» WHAT YOU SHOULD DO:
In the material below, the lines containing the word "name" are required; copy each of them.
>> begin EXTRACTED RECORDS
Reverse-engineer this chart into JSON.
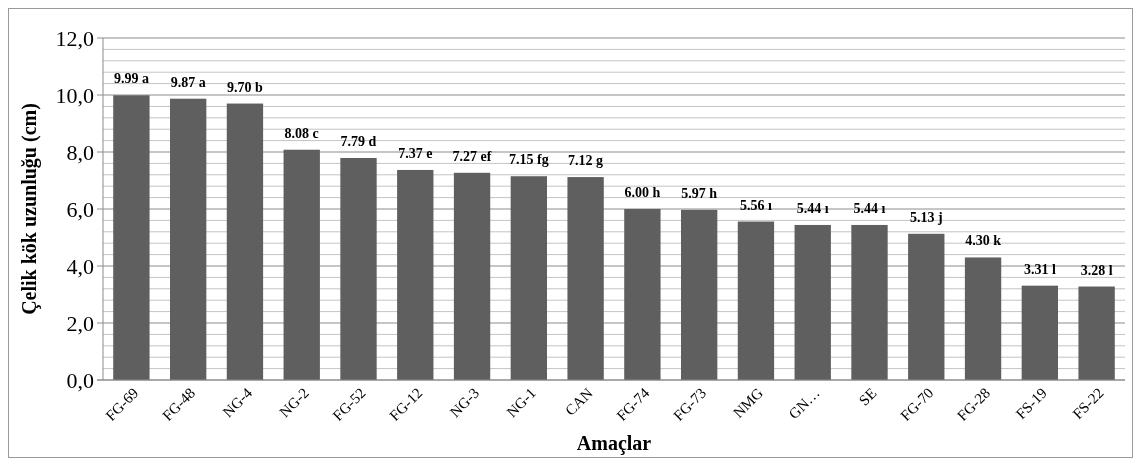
{
  "chart_data": {
    "type": "bar",
    "xlabel": "Amaçlar",
    "ylabel": "Çelik kök uzunluğu (cm)",
    "categories": [
      "FG-69",
      "FG-48",
      "NG-4",
      "NG-2",
      "FG-52",
      "FG-12",
      "NG-3",
      "NG-1",
      "CAN",
      "FG-74",
      "FG-73",
      "NMG",
      "GN…",
      "SE",
      "FG-70",
      "FG-28",
      "FS-19",
      "FS-22"
    ],
    "values": [
      9.99,
      9.87,
      9.7,
      8.08,
      7.79,
      7.37,
      7.27,
      7.15,
      7.12,
      6.0,
      5.97,
      5.56,
      5.44,
      5.44,
      5.13,
      4.3,
      3.31,
      3.28
    ],
    "value_labels": [
      "9.99 a",
      "9.87 a",
      "9.70 b",
      "8.08 c",
      "7.79 d",
      "7.37 e",
      "7.27 ef",
      "7.15 fg",
      "7.12 g",
      "6.00 h",
      "5.97 h",
      "5.56 ı",
      "5.44 ı",
      "5.44 ı",
      "5.13 j",
      "4.30 k",
      "3.31 l",
      "3.28 l"
    ],
    "color": "#5f5f5f",
    "ylim": [
      0,
      12
    ],
    "yticks": [
      {
        "value": 0,
        "label": "0,0"
      },
      {
        "value": 0.4,
        "label": null
      },
      {
        "value": 0.8,
        "label": null
      },
      {
        "value": 1.2,
        "label": null
      },
      {
        "value": 1.6,
        "label": null
      },
      {
        "value": 2,
        "label": "2,0"
      },
      {
        "value": 2.4,
        "label": null
      },
      {
        "value": 2.8,
        "label": null
      },
      {
        "value": 3.2,
        "label": null
      },
      {
        "value": 3.6,
        "label": null
      },
      {
        "value": 4,
        "label": "4,0"
      },
      {
        "value": 4.4,
        "label": null
      },
      {
        "value": 4.8,
        "label": null
      },
      {
        "value": 5.2,
        "label": null
      },
      {
        "value": 5.6,
        "label": null
      },
      {
        "value": 6,
        "label": "6,0"
      },
      {
        "value": 6.4,
        "label": null
      },
      {
        "value": 6.8,
        "label": null
      },
      {
        "value": 7.2,
        "label": null
      },
      {
        "value": 7.6,
        "label": null
      },
      {
        "value": 8,
        "label": "8,0"
      },
      {
        "value": 8.4,
        "label": null
      },
      {
        "value": 8.8,
        "label": null
      },
      {
        "value": 9.2,
        "label": null
      },
      {
        "value": 9.6,
        "label": null
      },
      {
        "value": 10,
        "label": "10,0"
      },
      {
        "value": 10.4,
        "label": null
      },
      {
        "value": 10.8,
        "label": null
      },
      {
        "value": 11.2,
        "label": null
      },
      {
        "value": 11.6,
        "label": null
      },
      {
        "value": 12,
        "label": "12,0"
      }
    ],
    "grid": "y"
  }
}
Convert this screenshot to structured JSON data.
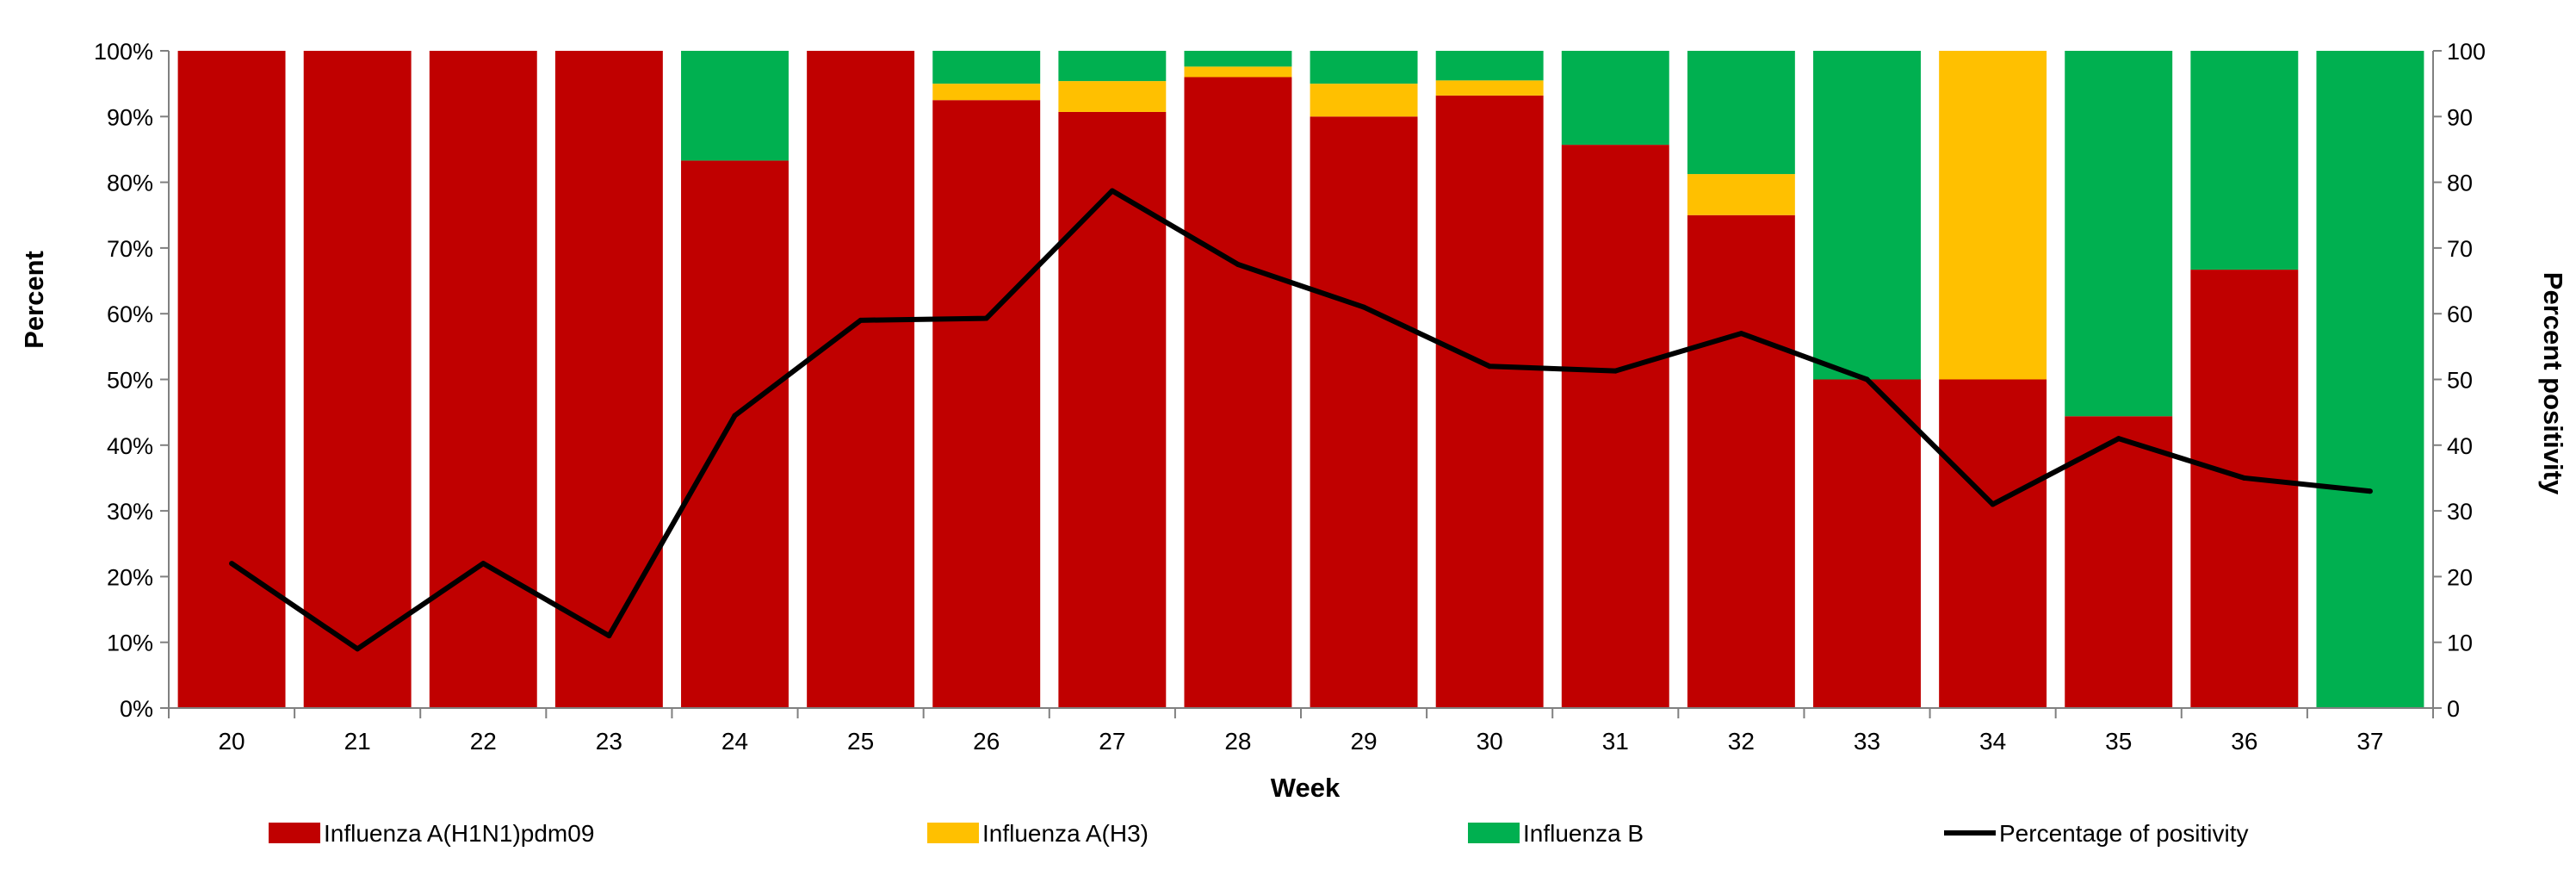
{
  "chart_data": {
    "type": "bar",
    "stacked": true,
    "categories": [
      "20",
      "21",
      "22",
      "23",
      "24",
      "25",
      "26",
      "27",
      "28",
      "29",
      "30",
      "31",
      "32",
      "33",
      "34",
      "35",
      "36",
      "37"
    ],
    "series": [
      {
        "name": "Influenza A(H1N1)pdm09",
        "color": "#c00000",
        "values": [
          100,
          100,
          100,
          100,
          83.3,
          100,
          92.5,
          90.7,
          96,
          90,
          93.2,
          85.7,
          75,
          50,
          50,
          44.4,
          66.7,
          0
        ]
      },
      {
        "name": "Influenza A(H3)",
        "color": "#ffc000",
        "values": [
          0,
          0,
          0,
          0,
          0,
          0,
          2.5,
          4.7,
          1.6,
          5,
          2.3,
          0,
          6.25,
          0,
          50,
          0,
          0,
          0
        ]
      },
      {
        "name": "Influenza B",
        "color": "#00b050",
        "values": [
          0,
          0,
          0,
          0,
          16.7,
          0,
          5,
          4.6,
          2.4,
          5,
          4.5,
          14.3,
          18.75,
          50,
          0,
          55.6,
          33.3,
          100
        ]
      }
    ],
    "line": {
      "name": "Percentage of positivity",
      "color": "#000000",
      "values": [
        22,
        9,
        22,
        11,
        44.5,
        59,
        59.3,
        78.7,
        67.5,
        61,
        52,
        51.3,
        57,
        50,
        31,
        41,
        35,
        33
      ]
    },
    "xlabel": "Week",
    "ylabel": "Percent",
    "y2label": "Percent positivity",
    "ylim": [
      0,
      100
    ],
    "y2lim": [
      0,
      100
    ],
    "yticks": [
      "0%",
      "10%",
      "20%",
      "30%",
      "40%",
      "50%",
      "60%",
      "70%",
      "80%",
      "90%",
      "100%"
    ],
    "y2ticks": [
      "0",
      "10",
      "20",
      "30",
      "40",
      "50",
      "60",
      "70",
      "80",
      "90",
      "100"
    ],
    "legend_position": "bottom"
  }
}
>> end EXTRACTED RECORDS
» COMPLETED EXERCISE:
        "name": "Influenza A(H1N1)pdm09",
        "name": "Influenza A(H3)",
        "name": "Influenza B",
      "name": "Percentage of positivity",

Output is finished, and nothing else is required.